----- DATA ROWS -----
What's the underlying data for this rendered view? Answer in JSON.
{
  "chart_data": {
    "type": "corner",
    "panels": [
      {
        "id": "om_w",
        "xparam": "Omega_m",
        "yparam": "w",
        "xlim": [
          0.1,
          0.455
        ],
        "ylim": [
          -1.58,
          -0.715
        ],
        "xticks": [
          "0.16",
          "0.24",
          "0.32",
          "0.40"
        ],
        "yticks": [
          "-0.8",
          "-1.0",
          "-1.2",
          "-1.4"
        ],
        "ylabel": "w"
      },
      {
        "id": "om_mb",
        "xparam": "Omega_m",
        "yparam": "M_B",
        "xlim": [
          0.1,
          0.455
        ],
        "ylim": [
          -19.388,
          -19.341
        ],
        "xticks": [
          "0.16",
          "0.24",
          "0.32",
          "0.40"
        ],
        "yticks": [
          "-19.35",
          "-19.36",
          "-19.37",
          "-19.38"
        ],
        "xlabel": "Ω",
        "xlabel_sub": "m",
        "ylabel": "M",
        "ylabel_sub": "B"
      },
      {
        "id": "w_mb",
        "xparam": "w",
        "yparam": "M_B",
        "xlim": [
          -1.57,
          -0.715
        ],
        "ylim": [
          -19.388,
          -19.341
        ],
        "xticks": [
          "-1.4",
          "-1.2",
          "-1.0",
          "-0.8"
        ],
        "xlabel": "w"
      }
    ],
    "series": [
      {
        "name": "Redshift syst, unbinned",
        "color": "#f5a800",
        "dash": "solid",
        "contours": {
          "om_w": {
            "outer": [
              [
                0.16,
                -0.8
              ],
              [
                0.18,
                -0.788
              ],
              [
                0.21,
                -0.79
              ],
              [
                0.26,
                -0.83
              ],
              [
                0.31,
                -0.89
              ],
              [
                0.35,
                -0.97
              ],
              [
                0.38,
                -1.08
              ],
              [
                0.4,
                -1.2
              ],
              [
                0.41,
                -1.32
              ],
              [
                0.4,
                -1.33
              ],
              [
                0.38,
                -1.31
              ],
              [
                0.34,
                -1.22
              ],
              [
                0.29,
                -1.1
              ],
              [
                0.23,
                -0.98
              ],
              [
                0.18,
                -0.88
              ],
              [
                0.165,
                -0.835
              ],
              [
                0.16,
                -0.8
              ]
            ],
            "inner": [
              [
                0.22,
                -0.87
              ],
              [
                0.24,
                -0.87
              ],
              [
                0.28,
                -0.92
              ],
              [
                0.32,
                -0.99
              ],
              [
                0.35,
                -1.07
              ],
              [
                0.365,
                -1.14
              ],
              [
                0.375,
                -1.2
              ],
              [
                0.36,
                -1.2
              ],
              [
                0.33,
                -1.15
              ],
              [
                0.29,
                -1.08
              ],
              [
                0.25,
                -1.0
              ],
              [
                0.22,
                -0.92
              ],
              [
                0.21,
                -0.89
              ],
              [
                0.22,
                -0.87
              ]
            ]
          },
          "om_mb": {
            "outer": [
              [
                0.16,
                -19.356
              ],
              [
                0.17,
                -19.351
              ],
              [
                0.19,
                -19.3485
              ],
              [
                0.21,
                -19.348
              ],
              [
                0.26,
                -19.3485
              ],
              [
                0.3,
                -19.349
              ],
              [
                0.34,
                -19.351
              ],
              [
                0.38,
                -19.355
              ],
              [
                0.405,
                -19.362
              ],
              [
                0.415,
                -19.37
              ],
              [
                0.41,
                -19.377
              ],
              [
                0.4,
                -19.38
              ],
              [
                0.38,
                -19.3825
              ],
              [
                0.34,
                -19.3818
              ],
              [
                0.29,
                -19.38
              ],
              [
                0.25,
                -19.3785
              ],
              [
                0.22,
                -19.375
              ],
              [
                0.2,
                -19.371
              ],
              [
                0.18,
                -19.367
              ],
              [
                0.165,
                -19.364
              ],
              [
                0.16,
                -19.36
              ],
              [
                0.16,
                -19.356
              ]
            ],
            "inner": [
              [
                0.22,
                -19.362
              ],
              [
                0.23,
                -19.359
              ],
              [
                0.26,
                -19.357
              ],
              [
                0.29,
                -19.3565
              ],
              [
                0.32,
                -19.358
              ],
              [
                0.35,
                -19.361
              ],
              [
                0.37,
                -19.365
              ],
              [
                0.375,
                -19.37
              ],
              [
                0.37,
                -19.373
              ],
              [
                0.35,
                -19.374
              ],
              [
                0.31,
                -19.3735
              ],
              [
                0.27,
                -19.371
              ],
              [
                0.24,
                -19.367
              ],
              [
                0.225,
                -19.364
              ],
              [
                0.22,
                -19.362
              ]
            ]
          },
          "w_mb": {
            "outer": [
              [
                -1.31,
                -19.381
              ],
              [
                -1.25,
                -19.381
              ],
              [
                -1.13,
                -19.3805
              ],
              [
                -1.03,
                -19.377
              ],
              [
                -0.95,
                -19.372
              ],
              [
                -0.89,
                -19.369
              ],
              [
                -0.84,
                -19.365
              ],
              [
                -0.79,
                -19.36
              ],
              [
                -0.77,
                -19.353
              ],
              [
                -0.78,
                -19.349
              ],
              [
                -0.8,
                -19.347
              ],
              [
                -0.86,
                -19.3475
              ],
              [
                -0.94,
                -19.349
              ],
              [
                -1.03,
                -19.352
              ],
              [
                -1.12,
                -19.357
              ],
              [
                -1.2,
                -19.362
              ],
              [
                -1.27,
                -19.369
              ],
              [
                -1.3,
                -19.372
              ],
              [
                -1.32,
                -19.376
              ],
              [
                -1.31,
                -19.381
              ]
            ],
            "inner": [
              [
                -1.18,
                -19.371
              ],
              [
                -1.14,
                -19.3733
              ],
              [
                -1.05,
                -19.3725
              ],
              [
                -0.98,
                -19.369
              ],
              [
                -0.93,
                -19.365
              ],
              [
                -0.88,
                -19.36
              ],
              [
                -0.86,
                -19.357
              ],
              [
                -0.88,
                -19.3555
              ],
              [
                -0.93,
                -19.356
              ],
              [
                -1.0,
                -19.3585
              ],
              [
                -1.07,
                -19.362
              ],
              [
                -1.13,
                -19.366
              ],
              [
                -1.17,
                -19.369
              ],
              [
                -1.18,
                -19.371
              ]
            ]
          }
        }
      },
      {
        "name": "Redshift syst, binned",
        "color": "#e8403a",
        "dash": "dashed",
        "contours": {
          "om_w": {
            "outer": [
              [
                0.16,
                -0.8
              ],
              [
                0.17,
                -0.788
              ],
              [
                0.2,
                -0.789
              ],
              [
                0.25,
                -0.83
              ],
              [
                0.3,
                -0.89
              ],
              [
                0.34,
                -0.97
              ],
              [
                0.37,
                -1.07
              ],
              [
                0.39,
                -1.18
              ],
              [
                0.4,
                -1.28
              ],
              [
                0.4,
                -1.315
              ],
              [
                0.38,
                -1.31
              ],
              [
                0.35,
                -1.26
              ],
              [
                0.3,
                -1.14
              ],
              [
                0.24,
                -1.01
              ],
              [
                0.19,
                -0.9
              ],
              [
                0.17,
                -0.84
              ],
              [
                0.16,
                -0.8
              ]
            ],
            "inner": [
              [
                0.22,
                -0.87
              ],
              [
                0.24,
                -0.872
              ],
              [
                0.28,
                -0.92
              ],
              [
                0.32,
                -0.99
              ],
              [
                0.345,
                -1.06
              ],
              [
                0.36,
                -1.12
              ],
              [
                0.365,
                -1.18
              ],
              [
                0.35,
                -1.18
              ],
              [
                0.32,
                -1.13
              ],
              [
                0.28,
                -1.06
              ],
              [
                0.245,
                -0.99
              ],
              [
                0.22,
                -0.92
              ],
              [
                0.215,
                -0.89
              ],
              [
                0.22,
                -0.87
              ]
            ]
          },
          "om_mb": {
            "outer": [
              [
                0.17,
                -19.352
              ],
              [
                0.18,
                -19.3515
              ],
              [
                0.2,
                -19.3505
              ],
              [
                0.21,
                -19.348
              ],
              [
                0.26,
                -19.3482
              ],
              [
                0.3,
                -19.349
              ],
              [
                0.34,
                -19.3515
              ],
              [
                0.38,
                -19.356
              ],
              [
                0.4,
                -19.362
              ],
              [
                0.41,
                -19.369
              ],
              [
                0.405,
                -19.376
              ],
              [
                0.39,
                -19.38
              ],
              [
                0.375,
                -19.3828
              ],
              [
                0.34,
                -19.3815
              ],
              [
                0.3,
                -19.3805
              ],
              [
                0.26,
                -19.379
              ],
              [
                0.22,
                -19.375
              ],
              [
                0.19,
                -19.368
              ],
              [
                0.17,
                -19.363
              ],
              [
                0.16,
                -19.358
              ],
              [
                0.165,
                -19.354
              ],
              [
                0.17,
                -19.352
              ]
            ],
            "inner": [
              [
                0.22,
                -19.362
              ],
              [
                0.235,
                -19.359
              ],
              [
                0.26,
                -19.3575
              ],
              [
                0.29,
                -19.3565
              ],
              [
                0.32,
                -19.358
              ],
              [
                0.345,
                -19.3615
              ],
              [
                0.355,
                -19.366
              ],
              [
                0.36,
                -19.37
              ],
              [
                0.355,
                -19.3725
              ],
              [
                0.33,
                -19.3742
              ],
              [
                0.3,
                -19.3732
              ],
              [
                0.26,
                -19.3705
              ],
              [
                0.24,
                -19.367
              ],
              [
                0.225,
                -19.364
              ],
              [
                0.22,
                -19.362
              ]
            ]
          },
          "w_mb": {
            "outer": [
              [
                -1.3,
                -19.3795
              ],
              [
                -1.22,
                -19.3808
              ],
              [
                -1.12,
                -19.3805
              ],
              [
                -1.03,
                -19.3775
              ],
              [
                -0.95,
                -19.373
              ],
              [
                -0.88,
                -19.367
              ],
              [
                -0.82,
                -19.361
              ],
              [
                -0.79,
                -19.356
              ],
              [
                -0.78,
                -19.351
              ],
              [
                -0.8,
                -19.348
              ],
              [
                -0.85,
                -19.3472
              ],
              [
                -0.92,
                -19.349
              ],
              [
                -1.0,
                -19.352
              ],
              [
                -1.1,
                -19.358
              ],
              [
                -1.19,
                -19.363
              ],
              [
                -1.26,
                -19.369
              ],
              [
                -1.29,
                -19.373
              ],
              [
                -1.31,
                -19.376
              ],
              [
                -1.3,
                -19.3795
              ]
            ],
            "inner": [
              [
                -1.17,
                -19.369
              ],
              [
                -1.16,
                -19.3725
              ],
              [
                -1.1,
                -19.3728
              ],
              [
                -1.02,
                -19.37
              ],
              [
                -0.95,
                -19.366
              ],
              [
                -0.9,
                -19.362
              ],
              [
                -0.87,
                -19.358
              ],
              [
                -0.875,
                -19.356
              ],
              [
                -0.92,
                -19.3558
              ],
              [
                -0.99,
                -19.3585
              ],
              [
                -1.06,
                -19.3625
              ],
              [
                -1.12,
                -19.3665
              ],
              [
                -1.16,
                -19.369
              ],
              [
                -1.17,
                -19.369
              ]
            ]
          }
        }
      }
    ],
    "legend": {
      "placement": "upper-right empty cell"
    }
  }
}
-----
PROBLEM TO WORK ON: Pull out all lines from the listing that contain the string "name".

EXERCISE RESULT:
        "name": "Redshift syst, unbinned",
        "name": "Redshift syst, binned",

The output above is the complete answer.